- Born: Stephen Mann 1 April 1955 (age 71)
- Education: University of Oxford (DPhil) University of Manchester Institute of Science and Technology (BSc)
- Awards: Corday-Morgan Medal(RSC, 1991); Interdisciplinary Award (RSC, 1999); FRSC(1996); FRS (2003); Joseph Chatt Medal (RSC, 2006); de Gennes Medal (RSC, 2011); SCF French-British Prize (2011); Royal Society Davy Medal (2016);
- Scientific career
- Fields: Chemistry; Biomineralization; Biomimetics; Nanoscience; Protocells;
- Workplaces: University of Bristol University of Bath University of Oxford Shanghai Jiao Tong University
- Thesis: Intravesicular Solids in Chemical and Biological Systems (1982)
- Doctoral advisor: R. J. P. Williams^{[citation needed]}
- Website: http://www.stephenmann.co.uk

= Stephen Mann (chemist) =

British chemist

Stephen Mann, FRS, FRSC, (born 1 April 1955) is Professor of Chemistry, co-director of the Max Planck Bristol Centre for Minimal Biology, director of the Centre for Organized Matter Chemistry, director of the Centre for Protolife Research, and was principal of the Bristol Centre for Functional Nanomaterials at the University of Bristol, UK.
=====
▶ **Study questions**
(a) Render this sentence from the Stephen Mann profile in French: "Stephen Mann, FRS, FRSC, (born 1 April 1955) is Professor of Chemistry, co-director of the Max Planck Bristol Centre for Minimal Biology, director of the Centre for Organized Matter Chemistry, director of the Centre for Protolife Research, and was principal of the Bristol Centre for Functional Nanomaterials at the University of Bristol, UK."
(b) Please reproduce word for word the part of the Stephen Mann profile between "- Born: Stephen" and "and Technology (BSc)", inclusive.
=====
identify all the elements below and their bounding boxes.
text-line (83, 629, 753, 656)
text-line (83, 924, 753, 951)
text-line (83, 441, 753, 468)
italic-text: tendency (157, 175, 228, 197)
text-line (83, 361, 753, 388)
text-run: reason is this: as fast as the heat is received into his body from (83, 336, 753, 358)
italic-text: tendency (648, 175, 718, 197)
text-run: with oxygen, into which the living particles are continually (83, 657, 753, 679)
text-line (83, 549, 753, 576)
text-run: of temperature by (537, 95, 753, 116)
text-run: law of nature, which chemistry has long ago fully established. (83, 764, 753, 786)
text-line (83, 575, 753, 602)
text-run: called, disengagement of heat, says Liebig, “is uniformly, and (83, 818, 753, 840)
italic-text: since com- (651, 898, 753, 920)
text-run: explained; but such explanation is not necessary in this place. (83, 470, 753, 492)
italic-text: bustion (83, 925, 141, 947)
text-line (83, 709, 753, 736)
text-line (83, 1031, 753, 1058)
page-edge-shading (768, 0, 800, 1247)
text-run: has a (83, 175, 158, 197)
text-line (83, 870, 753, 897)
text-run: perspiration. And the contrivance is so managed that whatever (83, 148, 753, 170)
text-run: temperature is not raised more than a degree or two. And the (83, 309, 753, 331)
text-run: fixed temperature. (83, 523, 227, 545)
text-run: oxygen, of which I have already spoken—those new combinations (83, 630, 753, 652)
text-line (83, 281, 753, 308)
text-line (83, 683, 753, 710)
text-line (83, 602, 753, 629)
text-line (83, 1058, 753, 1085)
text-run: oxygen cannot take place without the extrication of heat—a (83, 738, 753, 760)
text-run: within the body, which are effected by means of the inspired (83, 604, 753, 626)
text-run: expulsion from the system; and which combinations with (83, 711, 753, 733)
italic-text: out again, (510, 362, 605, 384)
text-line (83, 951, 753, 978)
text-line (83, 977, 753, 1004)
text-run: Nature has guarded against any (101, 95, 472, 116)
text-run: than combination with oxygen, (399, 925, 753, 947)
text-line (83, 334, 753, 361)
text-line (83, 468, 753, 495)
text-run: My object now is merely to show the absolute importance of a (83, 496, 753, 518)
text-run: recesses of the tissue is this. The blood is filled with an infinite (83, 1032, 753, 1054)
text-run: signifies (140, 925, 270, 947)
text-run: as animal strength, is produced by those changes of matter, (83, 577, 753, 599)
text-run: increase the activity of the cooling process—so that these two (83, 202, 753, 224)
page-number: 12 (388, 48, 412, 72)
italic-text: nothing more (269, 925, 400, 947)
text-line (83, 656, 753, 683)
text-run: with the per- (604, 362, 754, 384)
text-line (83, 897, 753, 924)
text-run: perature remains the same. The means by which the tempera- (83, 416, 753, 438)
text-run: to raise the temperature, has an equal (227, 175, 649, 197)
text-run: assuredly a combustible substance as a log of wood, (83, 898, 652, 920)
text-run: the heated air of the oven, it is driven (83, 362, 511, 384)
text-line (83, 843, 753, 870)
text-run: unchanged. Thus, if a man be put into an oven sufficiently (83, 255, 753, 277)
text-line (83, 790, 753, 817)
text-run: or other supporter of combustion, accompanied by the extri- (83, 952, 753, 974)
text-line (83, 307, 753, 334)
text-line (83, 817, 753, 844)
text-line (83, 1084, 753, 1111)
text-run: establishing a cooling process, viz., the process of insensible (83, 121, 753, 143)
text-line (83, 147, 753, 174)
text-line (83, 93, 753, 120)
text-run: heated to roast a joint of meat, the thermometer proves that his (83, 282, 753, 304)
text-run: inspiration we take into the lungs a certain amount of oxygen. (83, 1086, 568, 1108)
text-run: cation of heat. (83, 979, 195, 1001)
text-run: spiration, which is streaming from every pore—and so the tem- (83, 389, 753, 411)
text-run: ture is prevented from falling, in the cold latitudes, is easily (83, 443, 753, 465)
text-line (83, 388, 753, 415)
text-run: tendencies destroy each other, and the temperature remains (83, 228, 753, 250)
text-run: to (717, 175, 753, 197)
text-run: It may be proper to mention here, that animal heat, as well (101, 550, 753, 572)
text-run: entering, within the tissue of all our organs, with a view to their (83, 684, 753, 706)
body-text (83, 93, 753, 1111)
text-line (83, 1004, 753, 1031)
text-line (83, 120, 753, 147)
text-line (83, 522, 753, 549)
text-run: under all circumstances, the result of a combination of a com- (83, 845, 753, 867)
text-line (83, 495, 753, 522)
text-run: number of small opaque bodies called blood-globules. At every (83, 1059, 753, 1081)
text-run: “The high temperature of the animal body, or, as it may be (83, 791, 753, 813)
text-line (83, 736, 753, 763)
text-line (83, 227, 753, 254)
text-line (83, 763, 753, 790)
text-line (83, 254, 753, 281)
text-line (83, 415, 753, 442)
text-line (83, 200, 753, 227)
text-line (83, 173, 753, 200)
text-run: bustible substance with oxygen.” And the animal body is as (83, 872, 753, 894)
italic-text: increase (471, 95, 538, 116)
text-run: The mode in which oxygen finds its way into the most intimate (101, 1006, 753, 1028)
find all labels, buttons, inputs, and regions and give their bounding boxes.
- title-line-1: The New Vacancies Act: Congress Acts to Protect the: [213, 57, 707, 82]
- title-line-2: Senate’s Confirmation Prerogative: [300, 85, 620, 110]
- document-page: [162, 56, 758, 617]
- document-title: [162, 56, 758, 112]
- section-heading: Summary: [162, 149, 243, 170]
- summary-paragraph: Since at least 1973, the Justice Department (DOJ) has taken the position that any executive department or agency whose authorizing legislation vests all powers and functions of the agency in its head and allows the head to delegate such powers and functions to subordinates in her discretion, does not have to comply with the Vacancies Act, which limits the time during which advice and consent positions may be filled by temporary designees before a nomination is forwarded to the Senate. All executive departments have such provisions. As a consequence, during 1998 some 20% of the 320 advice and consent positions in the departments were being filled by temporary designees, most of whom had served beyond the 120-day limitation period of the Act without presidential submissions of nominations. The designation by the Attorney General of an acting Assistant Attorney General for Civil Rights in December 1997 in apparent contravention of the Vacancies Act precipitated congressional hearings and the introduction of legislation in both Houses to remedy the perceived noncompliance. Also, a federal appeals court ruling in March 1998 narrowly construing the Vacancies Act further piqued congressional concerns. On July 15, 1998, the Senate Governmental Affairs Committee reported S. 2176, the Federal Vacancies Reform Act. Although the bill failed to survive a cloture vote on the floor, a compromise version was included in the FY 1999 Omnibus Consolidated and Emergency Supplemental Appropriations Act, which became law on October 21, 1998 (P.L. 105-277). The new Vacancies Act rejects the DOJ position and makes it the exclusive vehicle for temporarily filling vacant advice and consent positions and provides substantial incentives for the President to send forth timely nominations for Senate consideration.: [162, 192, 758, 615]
=====
▶ **Solutions to the tasks**
(a) Stephen Mann, FRS, FRSC, (né le 1er avril 1955) est professeur de chimie, codirecteur du Max Planck Bristol Centre for Minimal Biology, directeur du Centre for Organized Matter Chemistry, directeur du Centre for Protolife Research, et a dirigé le Bristol Centre for Functional Nanomaterials à l'Université de Bristol, au Royaume-Uni.

(b)
- Born: Stephen Mann 1 April 1955 (age 71)
- Education: University of Oxford (DPhil) University of Manchester Institute of Science and Technology (BSc)